STORED DATA –
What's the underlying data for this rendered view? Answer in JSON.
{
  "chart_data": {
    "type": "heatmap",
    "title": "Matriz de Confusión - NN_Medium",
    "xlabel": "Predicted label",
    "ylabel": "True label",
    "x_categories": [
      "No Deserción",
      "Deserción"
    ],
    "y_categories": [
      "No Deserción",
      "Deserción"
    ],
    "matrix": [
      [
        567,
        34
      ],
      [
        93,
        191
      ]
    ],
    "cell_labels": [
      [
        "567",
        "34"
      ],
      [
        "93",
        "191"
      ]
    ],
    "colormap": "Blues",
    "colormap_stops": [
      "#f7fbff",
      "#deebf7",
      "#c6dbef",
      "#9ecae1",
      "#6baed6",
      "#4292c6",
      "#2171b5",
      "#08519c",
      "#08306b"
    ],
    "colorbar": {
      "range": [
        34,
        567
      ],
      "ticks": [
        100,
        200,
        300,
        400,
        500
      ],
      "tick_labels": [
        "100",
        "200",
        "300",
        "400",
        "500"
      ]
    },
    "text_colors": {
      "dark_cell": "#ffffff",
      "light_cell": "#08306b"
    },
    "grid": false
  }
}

TASK PROMPT –
Write out the entire listing exactly.

SOLUTION BELOW –
What's the underlying data for this rendered view? Answer in JSON.
{
  "chart_data": {
    "type": "heatmap",
    "title": "Matriz de Confusión - NN_Medium",
    "xlabel": "Predicted label",
    "ylabel": "True label",
    "x_categories": [
      "No Deserción",
      "Deserción"
    ],
    "y_categories": [
      "No Deserción",
      "Deserción"
    ],
    "matrix": [
      [
        567,
        34
      ],
      [
        93,
        191
      ]
    ],
    "cell_labels": [
      [
        "567",
        "34"
      ],
      [
        "93",
        "191"
      ]
    ],
    "colormap": "Blues",
    "colormap_stops": [
      "#f7fbff",
      "#deebf7",
      "#c6dbef",
      "#9ecae1",
      "#6baed6",
      "#4292c6",
      "#2171b5",
      "#08519c",
      "#08306b"
    ],
    "colorbar": {
      "range": [
        34,
        567
      ],
      "ticks": [
        100,
        200,
        300,
        400,
        500
      ],
      "tick_labels": [
        "100",
        "200",
        "300",
        "400",
        "500"
      ]
    },
    "text_colors": {
      "dark_cell": "#ffffff",
      "light_cell": "#08306b"
    },
    "grid": false
  }
}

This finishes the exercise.